» **TO DO**
Extract the text of each entry below exactly, leaving every image behind.

» **INPUT FOR THIS TASK**

####################

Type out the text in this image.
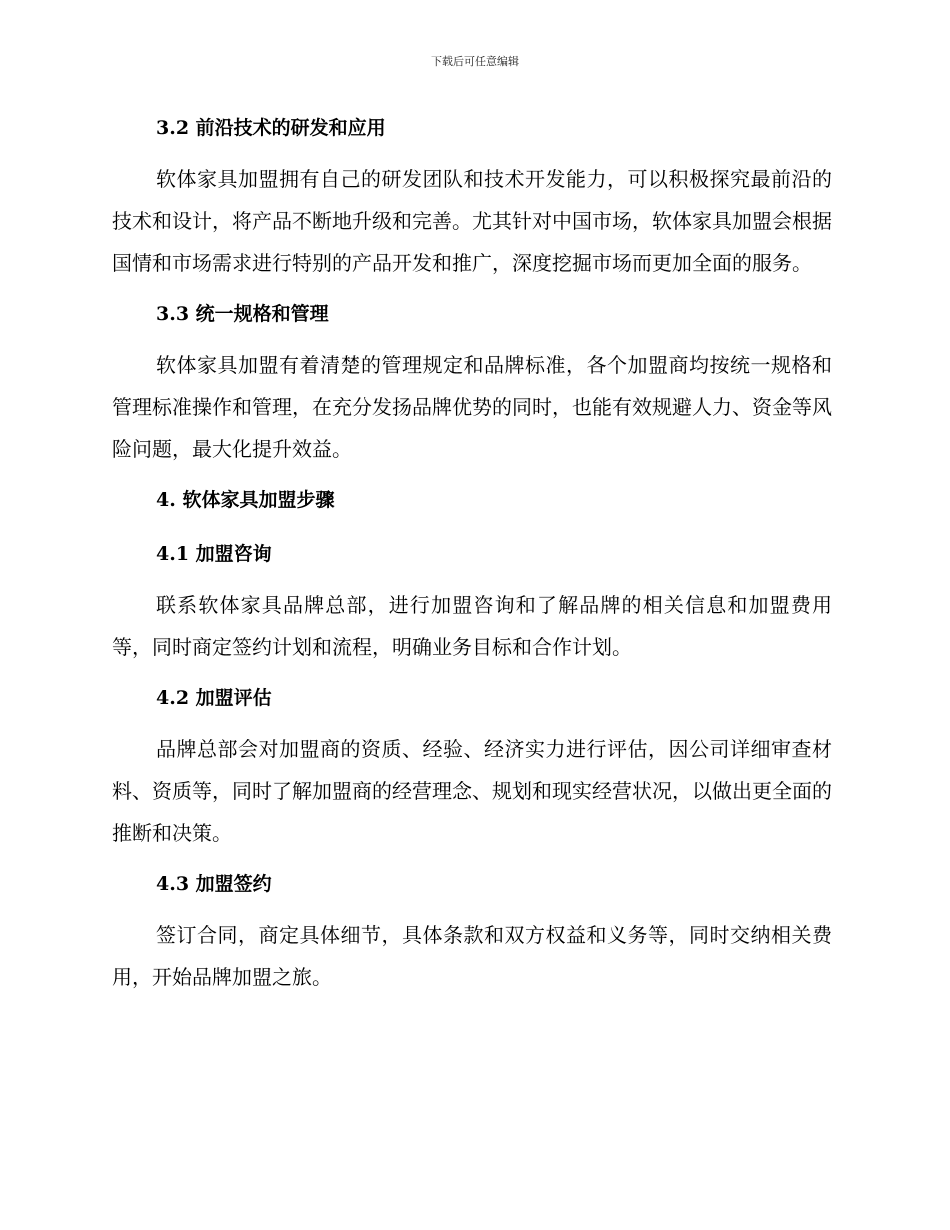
下载后可任意编辑
3.2 前沿技术的研发和应用

软体家具加盟拥有自己的研发团队和技术开发能力，可以积极探究最前沿的技术和设计，将产品不断地升级和完善。尤其针对中国市场，软体家具加盟会根据国情和市场需求进行特别的产品开发和推广，深度挖掘市场而更加全面的服务。

3.3 统一规格和管理

软体家具加盟有着清楚的管理规定和品牌标准，各个加盟商均按统一规格和管理标准操作和管理，在充分发扬品牌优势的同时，也能有效规避人力、资金等风险问题，最大化提升效益。

4. 软体家具加盟步骤
4.1 加盟咨询

联系软体家具品牌总部，进行加盟咨询和了解品牌的相关信息和加盟费用等，同时商定签约计划和流程，明确业务目标和合作计划。

4.2 加盟评估

品牌总部会对加盟商的资质、经验、经济实力进行评估，因公司详细审查材料、资质等，同时了解加盟商的经营理念、规划和现实经营状况，以做出更全面的推断和决策。

4.3 加盟签约

签订合同，商定具体细节，具体条款和双方权益和义务等，同时交纳相关费用，开始品牌加盟之旅。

####################

» **SOLUTION FOR THIS TASK**
Type out the text in this image.
下载后可任意编辑
3.2 前沿技术的研发和应用

软体家具加盟拥有自己的研发团队和技术开发能力，可以积极探究最前沿的技术和设计，将产品不断地升级和完善。尤其针对中国市场，软体家具加盟会根据国情和市场需求进行特别的产品开发和推广，深度挖掘市场而更加全面的服务。

3.3 统一规格和管理

软体家具加盟有着清楚的管理规定和品牌标准，各个加盟商均按统一规格和管理标准操作和管理，在充分发扬品牌优势的同时，也能有效规避人力、资金等风险问题，最大化提升效益。

4. 软体家具加盟步骤
4.1 加盟咨询

联系软体家具品牌总部，进行加盟咨询和了解品牌的相关信息和加盟费用等，同时商定签约计划和流程，明确业务目标和合作计划。

4.2 加盟评估

品牌总部会对加盟商的资质、经验、经济实力进行评估，因公司详细审查材料、资质等，同时了解加盟商的经营理念、规划和现实经营状况，以做出更全面的推断和决策。

4.3 加盟签约

签订合同，商定具体细节，具体条款和双方权益和义务等，同时交纳相关费用，开始品牌加盟之旅。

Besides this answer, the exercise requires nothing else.